--- Start of Records to use ---

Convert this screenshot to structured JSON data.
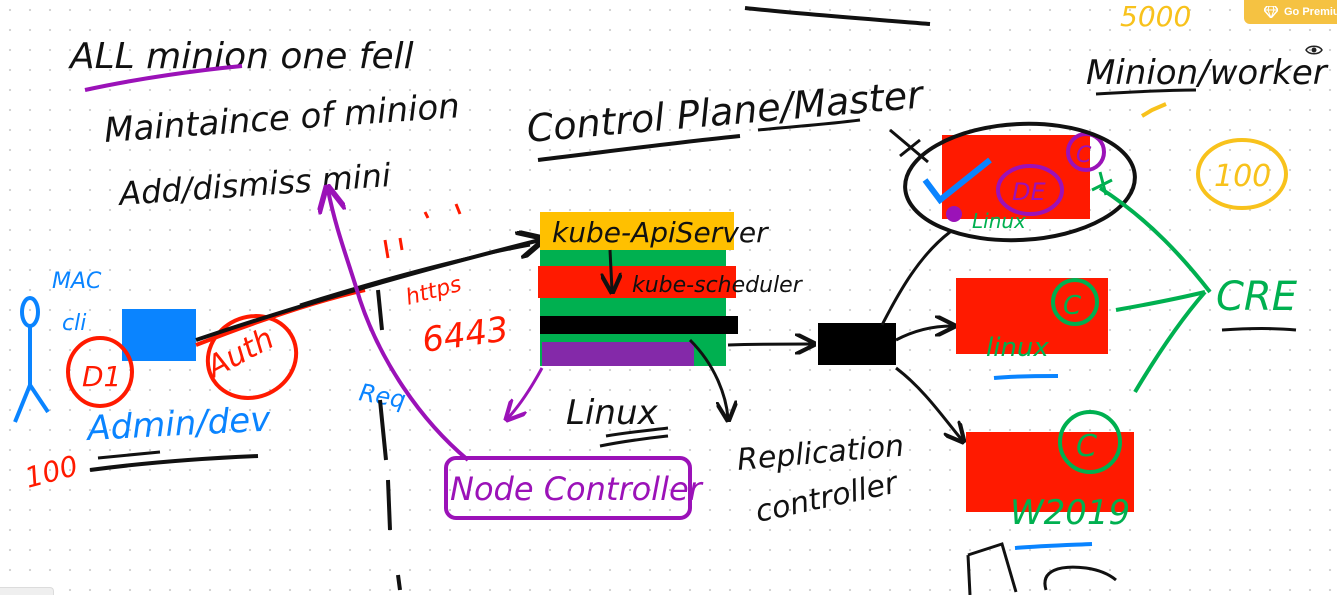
{
  "toolbar": {
    "premium_label": "Go Premium"
  },
  "notes": {
    "all_minion": "ALL minion one fell",
    "maintenance": "Maintaince of minion",
    "add_dismiss": "Add/dismiss mini",
    "control_plane": "Control Plane/Master",
    "minion_worker": "Minion/worker",
    "count_5000": "5000",
    "count_100": "100",
    "cri": "CRE"
  },
  "left": {
    "mac": "MAC",
    "cli": "cli",
    "d1": "D1",
    "auth": "Auth",
    "admin": "Admin/dev",
    "count_100": "100",
    "https": "https",
    "port": "6443",
    "req": "Req"
  },
  "stack": {
    "apiserver": "kube-ApiServer",
    "scheduler": "kube-scheduler",
    "linux": "Linux",
    "node_controller": "Node Controller",
    "replication_1": "Replication",
    "replication_2": "controller"
  },
  "nodes": [
    {
      "label": "Linux",
      "badge": "C",
      "mark": "DE"
    },
    {
      "label": "linux",
      "badge": "C"
    },
    {
      "label": "W2019",
      "badge": "C"
    }
  ],
  "colors": {
    "red": "#ff1a00",
    "orange": "#ffc000",
    "green": "#00b050",
    "blue": "#0a84ff",
    "purple": "#9b12b8",
    "yellow": "#f8c21c",
    "ink": "#111111"
  }
}
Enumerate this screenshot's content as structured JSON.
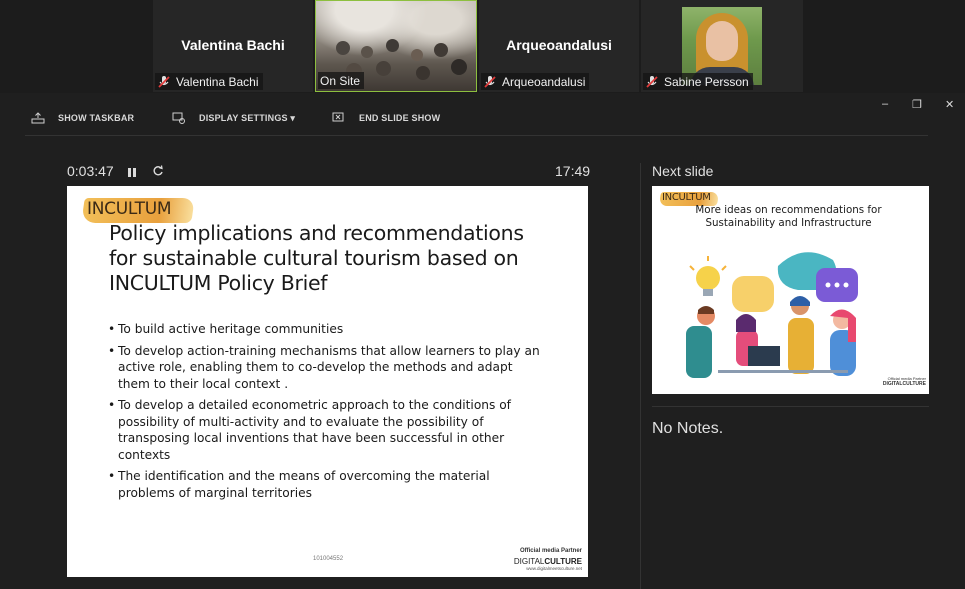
{
  "participants": [
    {
      "display_name": "Valentina Bachi",
      "label": "Valentina Bachi",
      "muted": true,
      "video": false
    },
    {
      "display_name": "",
      "label": "On Site",
      "muted": false,
      "video": true,
      "active": true
    },
    {
      "display_name": "Arqueoandalusi",
      "label": "Arqueoandalusi",
      "muted": true,
      "video": false
    },
    {
      "display_name": "",
      "label": "Sabine Persson",
      "muted": true,
      "video": true
    }
  ],
  "window_controls": {
    "minimize": "–",
    "restore": "❐",
    "close": "✕"
  },
  "toolbar": {
    "show_taskbar": "SHOW TASKBAR",
    "display_settings": "DISPLAY SETTINGS ▾",
    "end_slide_show": "END SLIDE SHOW"
  },
  "presenter": {
    "elapsed": "0:03:47",
    "clock": "17:49",
    "next_slide_label": "Next slide",
    "notes": "No Notes."
  },
  "current_slide": {
    "logo": "INCULTUM",
    "title": "Policy implications and recommendations for sustainable cultural tourism based on INCULTUM Policy Brief",
    "bullets": [
      "To build active heritage communities",
      "To develop action-training mechanisms that allow learners to play an active role, enabling them to co-develop the methods and adapt them to their local context .",
      "To develop a detailed econometric approach to the conditions of possibility of multi-activity and to evaluate the possibility of transposing local inventions that have been successful in other contexts",
      "The identification and the means of overcoming the material problems of marginal territories"
    ],
    "slide_number": "101004552",
    "partner_label": "Official media Partner",
    "partner_brand_a": "DIGITAL",
    "partner_brand_b": "CULTURE",
    "partner_url": "www.digitalmeetsculture.net"
  },
  "next_slide": {
    "logo": "INCULTUM",
    "title": "More ideas on recommendations for Sustainability and Infrastructure",
    "partner_label": "Official media Partner",
    "partner_brand": "DIGITALCULTURE"
  },
  "colors": {
    "active_tile_border": "#8dbf3f",
    "background": "#1f1f1f",
    "logo_brush": "#e8a23a"
  }
}
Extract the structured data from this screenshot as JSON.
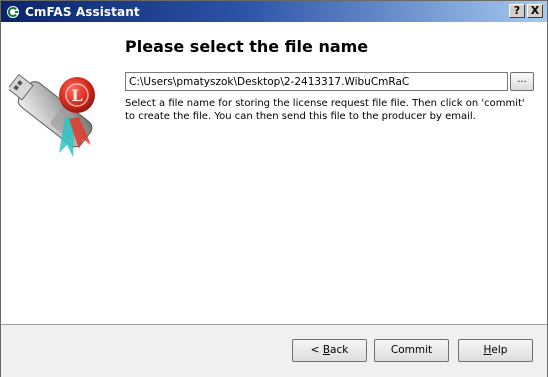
{
  "window": {
    "title": "CmFAS Assistant",
    "help_button": "?",
    "close_button": "X"
  },
  "content": {
    "heading": "Please select the file name",
    "path_value": "C:\\Users\\pmatyszok\\Desktop\\2-2413317.WibuCmRaC",
    "browse_label": "...",
    "description": "Select a file name for storing the license request file file. Then click on 'commit' to create the file. You can then send this file to the producer by email."
  },
  "footer": {
    "back_label_pre": "< ",
    "back_label_mnemonic": "B",
    "back_label_post": "ack",
    "commit_label": "Commit",
    "help_label_mnemonic": "H",
    "help_label_post": "elp"
  },
  "colors": {
    "titlebar_start": "#0a246a",
    "titlebar_end": "#a6caf0",
    "seal_red": "#d22a1e"
  },
  "icons": [
    "app-icon",
    "help-icon",
    "close-icon",
    "usb-license-icon"
  ]
}
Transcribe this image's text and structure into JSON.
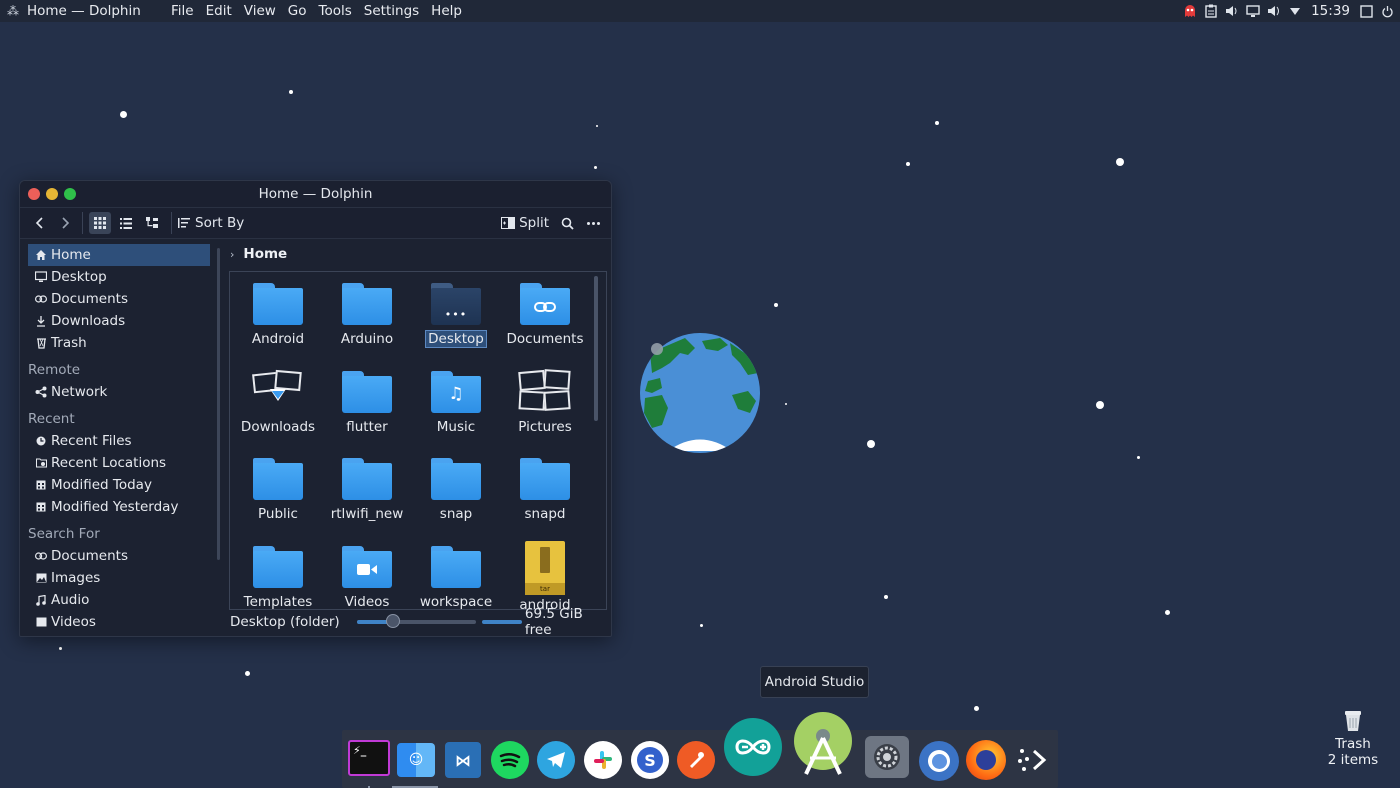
{
  "topbar": {
    "app_title": "Home — Dolphin",
    "menu": [
      "File",
      "Edit",
      "View",
      "Go",
      "Tools",
      "Settings",
      "Help"
    ],
    "clock": "15:39"
  },
  "window": {
    "title": "Home — Dolphin",
    "toolbar": {
      "sort_label": "Sort By",
      "split_label": "Split"
    },
    "sidebar": {
      "places": [
        {
          "label": "Home",
          "icon": "home-icon"
        },
        {
          "label": "Desktop",
          "icon": "desktop-icon"
        },
        {
          "label": "Documents",
          "icon": "documents-icon"
        },
        {
          "label": "Downloads",
          "icon": "downloads-icon"
        },
        {
          "label": "Trash",
          "icon": "trash-icon"
        }
      ],
      "remote_heading": "Remote",
      "remote": [
        {
          "label": "Network",
          "icon": "network-icon"
        }
      ],
      "recent_heading": "Recent",
      "recent": [
        {
          "label": "Recent Files",
          "icon": "clock-icon"
        },
        {
          "label": "Recent Locations",
          "icon": "folder-clock-icon"
        },
        {
          "label": "Modified Today",
          "icon": "calendar-icon"
        },
        {
          "label": "Modified Yesterday",
          "icon": "calendar-icon"
        }
      ],
      "search_heading": "Search For",
      "search": [
        {
          "label": "Documents",
          "icon": "documents-icon"
        },
        {
          "label": "Images",
          "icon": "image-icon"
        },
        {
          "label": "Audio",
          "icon": "music-note-icon"
        },
        {
          "label": "Videos",
          "icon": "video-icon"
        }
      ]
    },
    "breadcrumb": "Home",
    "files": [
      {
        "name": "Android",
        "type": "folder"
      },
      {
        "name": "Arduino",
        "type": "folder"
      },
      {
        "name": "Desktop",
        "type": "folder-desktop",
        "selected": true
      },
      {
        "name": "Documents",
        "type": "folder-documents"
      },
      {
        "name": "Downloads",
        "type": "folder-downloads"
      },
      {
        "name": "flutter",
        "type": "folder"
      },
      {
        "name": "Music",
        "type": "folder-music"
      },
      {
        "name": "Pictures",
        "type": "folder-pictures"
      },
      {
        "name": "Public",
        "type": "folder"
      },
      {
        "name": "rtlwifi_new",
        "type": "folder"
      },
      {
        "name": "snap",
        "type": "folder"
      },
      {
        "name": "snapd",
        "type": "folder"
      },
      {
        "name": "Templates",
        "type": "folder"
      },
      {
        "name": "Videos",
        "type": "folder-videos"
      },
      {
        "name": "workspace",
        "type": "folder"
      },
      {
        "name": "android",
        "type": "archive-tar"
      }
    ],
    "archive_badge": "tar",
    "status": {
      "text": "Desktop (folder)",
      "free_space": "69.5 GiB free",
      "zoom_level": 0.3
    }
  },
  "tooltip": "Android Studio",
  "dock": {
    "apps": [
      "terminal",
      "finder",
      "visual-studio-code",
      "spotify",
      "telegram",
      "slack",
      "simplenote",
      "postman",
      "arduino",
      "android-studio",
      "system-preferences",
      "chromium",
      "firefox",
      "launchpad"
    ]
  },
  "desktop": {
    "trash_label": "Trash",
    "trash_count": "2 items"
  },
  "colors": {
    "desktop_bg": "#243049",
    "accent": "#2e4f7a",
    "folder_blue": "#3a9bef"
  }
}
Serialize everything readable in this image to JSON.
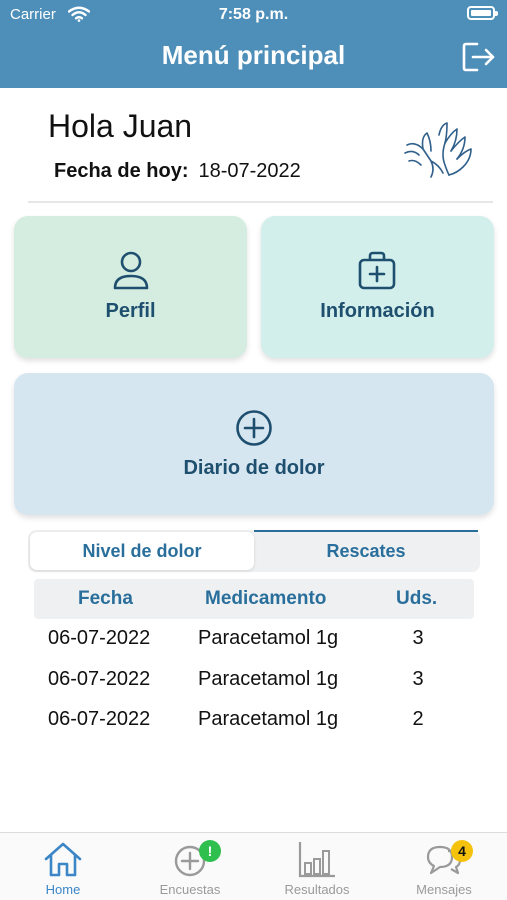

--- End of Records to use ---

- The request:
Answer only with how many lines in the records include "clock".

- Answer in full:
4